◆ Excerpt provided:
——

Jameel Ible

Personal information
- Date of birth: 26 November 1993 (age 31)
- Place of birth: Leeds, England
- Position(s): Centre-back

Team information
- Current team: Guiseley

Youth career
- Stockport County

Senior career*
- Years: Team / Apps / (Gls)
- 2011–2012: Stockport County / 0 / (0)
- 2012–2013: Salford City
- 2013: York City / 0 / (0)
- 2013–2014: Guiseley / 8 / (0)
- 2014–2016: Frickley Athletic / 1 / (0)
- 2016–2017: Scarborough Athletic / 1 / (0)
- 2017–2019: Frickley Athletic / 70 / (0)
- 2019–2020: Pontefract Collieries / 30 / (2)
- 2020–2022: Whitby Town / 11 / (0)
- 2022–2025: Guiseley / 102 / (12)
- 2025-: Bradford (Park Avenue) A.F.C. / 7 / (0)

International career^{‡}
- 2015–: Saint Kitts and Nevis / 9 / (0)

= Jameel Ible =

Kittitian footballer

Jameel Ible (born 26 November 1993) is a footballer who plays as a centre-back for Bradford (Park Avenue) A.F.C. Born in England, he plays for the Saint Kitts and Nevis national team.

——

◆ Exercises:
A: In the Jameel Ible profile, Frickley Athletic appears twice in the senior career list. Explain why, using only what the list shows.
B: Answer these questions from the Jameel Ible profile:
(i) Where was he born?
(ii) What position does he play?
(iii) How many appearances does the profile list for him with Saint Kitts and Nevis, and from what year?
C: Please carry on the Jameel Ible profile from its last sentence.

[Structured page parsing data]

——

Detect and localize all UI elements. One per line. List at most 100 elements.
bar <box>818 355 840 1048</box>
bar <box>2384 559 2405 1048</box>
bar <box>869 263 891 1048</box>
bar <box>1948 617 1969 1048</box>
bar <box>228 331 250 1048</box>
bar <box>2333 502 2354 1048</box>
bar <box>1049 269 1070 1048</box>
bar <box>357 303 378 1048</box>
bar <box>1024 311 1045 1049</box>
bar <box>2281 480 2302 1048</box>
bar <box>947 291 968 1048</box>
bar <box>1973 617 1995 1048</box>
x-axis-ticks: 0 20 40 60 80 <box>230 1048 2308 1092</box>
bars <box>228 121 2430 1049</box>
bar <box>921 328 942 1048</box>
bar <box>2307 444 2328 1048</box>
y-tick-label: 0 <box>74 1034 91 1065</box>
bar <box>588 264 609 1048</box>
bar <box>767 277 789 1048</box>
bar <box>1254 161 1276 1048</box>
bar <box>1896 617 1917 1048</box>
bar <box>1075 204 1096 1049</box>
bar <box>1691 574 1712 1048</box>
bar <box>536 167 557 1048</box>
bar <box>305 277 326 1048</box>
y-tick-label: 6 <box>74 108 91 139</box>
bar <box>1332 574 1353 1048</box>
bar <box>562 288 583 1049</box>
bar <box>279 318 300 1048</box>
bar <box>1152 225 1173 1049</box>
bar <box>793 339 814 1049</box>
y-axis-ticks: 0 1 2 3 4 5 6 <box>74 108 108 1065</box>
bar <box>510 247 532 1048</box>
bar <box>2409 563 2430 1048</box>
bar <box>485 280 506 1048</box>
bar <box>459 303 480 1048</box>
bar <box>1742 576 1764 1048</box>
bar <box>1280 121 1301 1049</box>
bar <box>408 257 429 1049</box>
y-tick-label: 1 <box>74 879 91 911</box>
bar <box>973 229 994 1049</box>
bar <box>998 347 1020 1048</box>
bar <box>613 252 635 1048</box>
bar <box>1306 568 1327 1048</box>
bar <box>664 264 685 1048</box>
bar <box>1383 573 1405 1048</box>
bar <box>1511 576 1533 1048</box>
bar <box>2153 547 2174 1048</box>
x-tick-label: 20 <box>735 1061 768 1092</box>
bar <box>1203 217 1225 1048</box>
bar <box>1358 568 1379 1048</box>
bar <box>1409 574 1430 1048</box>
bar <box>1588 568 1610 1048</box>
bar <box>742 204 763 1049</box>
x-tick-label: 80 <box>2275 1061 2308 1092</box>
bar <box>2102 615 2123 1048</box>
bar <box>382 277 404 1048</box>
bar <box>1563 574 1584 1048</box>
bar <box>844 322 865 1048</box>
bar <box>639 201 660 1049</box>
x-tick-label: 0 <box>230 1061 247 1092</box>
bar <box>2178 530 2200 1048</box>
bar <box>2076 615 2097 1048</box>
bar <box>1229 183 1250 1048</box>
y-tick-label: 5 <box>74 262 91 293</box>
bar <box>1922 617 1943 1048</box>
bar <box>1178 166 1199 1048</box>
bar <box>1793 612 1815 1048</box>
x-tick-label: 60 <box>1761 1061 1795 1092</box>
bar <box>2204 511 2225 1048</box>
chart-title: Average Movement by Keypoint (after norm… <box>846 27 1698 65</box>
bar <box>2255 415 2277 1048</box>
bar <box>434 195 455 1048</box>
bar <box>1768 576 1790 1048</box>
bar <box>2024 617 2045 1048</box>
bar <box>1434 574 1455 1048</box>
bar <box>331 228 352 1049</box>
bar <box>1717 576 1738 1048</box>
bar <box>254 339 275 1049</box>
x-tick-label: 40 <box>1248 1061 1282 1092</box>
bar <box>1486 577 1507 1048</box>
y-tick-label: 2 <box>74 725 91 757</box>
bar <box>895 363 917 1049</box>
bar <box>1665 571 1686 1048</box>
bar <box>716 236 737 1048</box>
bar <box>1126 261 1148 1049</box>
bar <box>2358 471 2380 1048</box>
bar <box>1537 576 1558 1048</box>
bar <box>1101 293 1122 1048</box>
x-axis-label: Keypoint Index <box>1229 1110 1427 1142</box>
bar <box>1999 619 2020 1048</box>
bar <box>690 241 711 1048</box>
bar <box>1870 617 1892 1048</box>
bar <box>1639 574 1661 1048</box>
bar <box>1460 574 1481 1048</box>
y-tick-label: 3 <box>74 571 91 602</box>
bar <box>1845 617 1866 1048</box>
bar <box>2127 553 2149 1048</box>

——

◆ Results for the exercise:
A: He had two separate spells at Frickley Athletic. The first ran from 2014 to 2016 and the second from 2017 to 2019, with a season at Scarborough Athletic (2016–2017) in between.

B:
(i) Leeds, England
(ii) Centre-back
(iii) 9 appearances, from 2015

C:
==Club career==
A youth product of Stockport County, Ible began his senior career with the club in 2011. The following season, he moved to Salford City, and followed that up with a stint with York City. In 2013, he had his first stint with Guiseley, before moving to Frickley Athletic for a couple of years. He moved to Scarborough Athletic in 2016, before returning to Frickley for 2 more seasons. In 2019, he transferred to Pontefract Collieries for a couple of seasons, followed by a couple of seasons at Whitby Town. He rejoined Guiseley in the summer of 2022. On 2 April 2023, he extended his stay with Guiseley until 2024.

==International career==
Born in England, Ible is of Kittian descent. He was first called up to the Saint Kitts and Nevis national team for a set of friendlies in May 2015. He was called up again for a set of CONCACAF Nations League matches in March 2023.